Stated exercise -> The listing below is to be output in its exact form.

Data excerpts ->
— Start —

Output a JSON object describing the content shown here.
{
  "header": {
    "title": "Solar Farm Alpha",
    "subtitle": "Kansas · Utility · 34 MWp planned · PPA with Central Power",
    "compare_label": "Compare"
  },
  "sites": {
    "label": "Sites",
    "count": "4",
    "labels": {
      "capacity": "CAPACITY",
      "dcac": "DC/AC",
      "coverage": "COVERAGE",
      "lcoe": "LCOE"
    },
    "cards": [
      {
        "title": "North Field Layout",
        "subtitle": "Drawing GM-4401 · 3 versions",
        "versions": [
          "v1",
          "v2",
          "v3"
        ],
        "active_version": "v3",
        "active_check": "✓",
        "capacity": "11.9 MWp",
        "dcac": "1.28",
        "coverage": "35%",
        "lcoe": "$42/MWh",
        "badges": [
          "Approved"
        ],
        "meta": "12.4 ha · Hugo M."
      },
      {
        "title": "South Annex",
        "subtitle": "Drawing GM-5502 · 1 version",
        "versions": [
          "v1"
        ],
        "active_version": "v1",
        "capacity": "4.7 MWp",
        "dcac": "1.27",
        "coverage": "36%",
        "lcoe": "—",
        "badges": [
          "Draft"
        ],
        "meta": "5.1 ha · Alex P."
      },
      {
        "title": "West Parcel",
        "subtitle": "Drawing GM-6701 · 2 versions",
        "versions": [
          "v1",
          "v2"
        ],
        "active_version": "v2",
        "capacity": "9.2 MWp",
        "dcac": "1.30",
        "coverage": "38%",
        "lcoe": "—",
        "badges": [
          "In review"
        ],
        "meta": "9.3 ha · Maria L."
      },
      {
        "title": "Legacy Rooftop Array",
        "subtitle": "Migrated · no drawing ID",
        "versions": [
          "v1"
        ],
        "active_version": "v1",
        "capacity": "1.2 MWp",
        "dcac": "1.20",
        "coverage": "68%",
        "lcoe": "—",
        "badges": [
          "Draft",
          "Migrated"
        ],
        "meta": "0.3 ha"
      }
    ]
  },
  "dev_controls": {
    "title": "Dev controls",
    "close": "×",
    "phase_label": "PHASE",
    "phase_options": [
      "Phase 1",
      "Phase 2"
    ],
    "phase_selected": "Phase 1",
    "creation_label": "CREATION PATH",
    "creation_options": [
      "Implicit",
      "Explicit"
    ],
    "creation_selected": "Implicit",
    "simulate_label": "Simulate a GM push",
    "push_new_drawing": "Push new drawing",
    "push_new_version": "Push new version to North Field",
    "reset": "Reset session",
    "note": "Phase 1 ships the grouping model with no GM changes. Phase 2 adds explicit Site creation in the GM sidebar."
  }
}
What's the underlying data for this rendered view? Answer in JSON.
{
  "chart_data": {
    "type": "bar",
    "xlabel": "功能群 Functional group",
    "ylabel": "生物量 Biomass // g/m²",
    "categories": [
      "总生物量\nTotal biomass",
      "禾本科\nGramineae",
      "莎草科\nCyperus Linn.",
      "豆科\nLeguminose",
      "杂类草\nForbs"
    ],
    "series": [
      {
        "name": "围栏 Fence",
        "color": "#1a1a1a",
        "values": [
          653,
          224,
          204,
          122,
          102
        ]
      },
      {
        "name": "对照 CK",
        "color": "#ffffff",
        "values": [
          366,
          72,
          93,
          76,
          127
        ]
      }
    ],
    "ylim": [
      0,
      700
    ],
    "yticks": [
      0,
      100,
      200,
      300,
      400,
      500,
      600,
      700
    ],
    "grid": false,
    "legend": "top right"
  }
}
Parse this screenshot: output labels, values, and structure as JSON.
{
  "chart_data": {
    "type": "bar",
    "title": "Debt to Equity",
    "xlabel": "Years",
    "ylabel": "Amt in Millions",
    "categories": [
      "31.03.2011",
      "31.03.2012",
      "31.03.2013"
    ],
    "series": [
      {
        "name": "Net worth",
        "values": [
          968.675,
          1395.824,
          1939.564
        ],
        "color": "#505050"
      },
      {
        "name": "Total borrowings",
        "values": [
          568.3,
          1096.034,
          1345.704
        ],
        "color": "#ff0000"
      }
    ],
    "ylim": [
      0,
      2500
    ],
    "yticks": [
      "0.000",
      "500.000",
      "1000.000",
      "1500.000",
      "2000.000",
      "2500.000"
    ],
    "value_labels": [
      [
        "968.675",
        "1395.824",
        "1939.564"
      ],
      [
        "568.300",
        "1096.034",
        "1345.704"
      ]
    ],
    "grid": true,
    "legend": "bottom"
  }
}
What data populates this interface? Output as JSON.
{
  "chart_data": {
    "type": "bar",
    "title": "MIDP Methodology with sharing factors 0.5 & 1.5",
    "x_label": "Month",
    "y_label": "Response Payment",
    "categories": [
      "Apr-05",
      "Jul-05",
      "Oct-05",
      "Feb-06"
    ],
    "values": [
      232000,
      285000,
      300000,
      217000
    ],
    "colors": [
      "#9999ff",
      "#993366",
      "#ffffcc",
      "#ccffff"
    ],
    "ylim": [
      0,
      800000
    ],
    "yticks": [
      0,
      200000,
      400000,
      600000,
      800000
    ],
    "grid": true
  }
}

— End —

Written reply ->
Output a JSON object describing the content shown here.
{
  "header": {
    "title": "Solar Farm Alpha",
    "subtitle": "Kansas · Utility · 34 MWp planned · PPA with Central Power",
    "compare_label": "Compare"
  },
  "sites": {
    "label": "Sites",
    "count": "4",
    "labels": {
      "capacity": "CAPACITY",
      "dcac": "DC/AC",
      "coverage": "COVERAGE",
      "lcoe": "LCOE"
    },
    "cards": [
      {
        "title": "North Field Layout",
        "subtitle": "Drawing GM-4401 · 3 versions",
        "versions": [
          "v1",
          "v2",
          "v3"
        ],
        "active_version": "v3",
        "active_check": "✓",
        "capacity": "11.9 MWp",
        "dcac": "1.28",
        "coverage": "35%",
        "lcoe": "$42/MWh",
        "badges": [
          "Approved"
        ],
        "meta": "12.4 ha · Hugo M."
      },
      {
        "title": "South Annex",
        "subtitle": "Drawing GM-5502 · 1 version",
        "versions": [
          "v1"
        ],
        "active_version": "v1",
        "capacity": "4.7 MWp",
        "dcac": "1.27",
        "coverage": "36%",
        "lcoe": "—",
        "badges": [
          "Draft"
        ],
        "meta": "5.1 ha · Alex P."
      },
      {
        "title": "West Parcel",
        "subtitle": "Drawing GM-6701 · 2 versions",
        "versions": [
          "v1",
          "v2"
        ],
        "active_version": "v2",
        "capacity": "9.2 MWp",
        "dcac": "1.30",
        "coverage": "38%",
        "lcoe": "—",
        "badges": [
          "In review"
        ],
        "meta": "9.3 ha · Maria L."
      },
      {
        "title": "Legacy Rooftop Array",
        "subtitle": "Migrated · no drawing ID",
        "versions": [
          "v1"
        ],
        "active_version": "v1",
        "capacity": "1.2 MWp",
        "dcac": "1.20",
        "coverage": "68%",
        "lcoe": "—",
        "badges": [
          "Draft",
          "Migrated"
        ],
        "meta": "0.3 ha"
      }
    ]
  },
  "dev_controls": {
    "title": "Dev controls",
    "close": "×",
    "phase_label": "PHASE",
    "phase_options": [
      "Phase 1",
      "Phase 2"
    ],
    "phase_selected": "Phase 1",
    "creation_label": "CREATION PATH",
    "creation_options": [
      "Implicit",
      "Explicit"
    ],
    "creation_selected": "Implicit",
    "simulate_label": "Simulate a GM push",
    "push_new_drawing": "Push new drawing",
    "push_new_version": "Push new version to North Field",
    "reset": "Reset session",
    "note": "Phase 1 ships the grouping model with no GM changes. Phase 2 adds explicit Site creation in the GM sidebar."
  }
}
What's the underlying data for this rendered view? Answer in JSON.
{
  "chart_data": {
    "type": "bar",
    "xlabel": "功能群 Functional group",
    "ylabel": "生物量 Biomass // g/m²",
    "categories": [
      "总生物量\nTotal biomass",
      "禾本科\nGramineae",
      "莎草科\nCyperus Linn.",
      "豆科\nLeguminose",
      "杂类草\nForbs"
    ],
    "series": [
      {
        "name": "围栏 Fence",
        "color": "#1a1a1a",
        "values": [
          653,
          224,
          204,
          122,
          102
        ]
      },
      {
        "name": "对照 CK",
        "color": "#ffffff",
        "values": [
          366,
          72,
          93,
          76,
          127
        ]
      }
    ],
    "ylim": [
      0,
      700
    ],
    "yticks": [
      0,
      100,
      200,
      300,
      400,
      500,
      600,
      700
    ],
    "grid": false,
    "legend": "top right"
  }
}
Parse this screenshot: output labels, values, and structure as JSON.
{
  "chart_data": {
    "type": "bar",
    "title": "Debt to Equity",
    "xlabel": "Years",
    "ylabel": "Amt in Millions",
    "categories": [
      "31.03.2011",
      "31.03.2012",
      "31.03.2013"
    ],
    "series": [
      {
        "name": "Net worth",
        "values": [
          968.675,
          1395.824,
          1939.564
        ],
        "color": "#505050"
      },
      {
        "name": "Total borrowings",
        "values": [
          568.3,
          1096.034,
          1345.704
        ],
        "color": "#ff0000"
      }
    ],
    "ylim": [
      0,
      2500
    ],
    "yticks": [
      "0.000",
      "500.000",
      "1000.000",
      "1500.000",
      "2000.000",
      "2500.000"
    ],
    "value_labels": [
      [
        "968.675",
        "1395.824",
        "1939.564"
      ],
      [
        "568.300",
        "1096.034",
        "1345.704"
      ]
    ],
    "grid": true,
    "legend": "bottom"
  }
}
What data populates this interface? Output as JSON.
{
  "chart_data": {
    "type": "bar",
    "title": "MIDP Methodology with sharing factors 0.5 & 1.5",
    "x_label": "Month",
    "y_label": "Response Payment",
    "categories": [
      "Apr-05",
      "Jul-05",
      "Oct-05",
      "Feb-06"
    ],
    "values": [
      232000,
      285000,
      300000,
      217000
    ],
    "colors": [
      "#9999ff",
      "#993366",
      "#ffffcc",
      "#ccffff"
    ],
    "ylim": [
      0,
      800000
    ],
    "yticks": [
      0,
      200000,
      400000,
      600000,
      800000
    ],
    "grid": true
  }
}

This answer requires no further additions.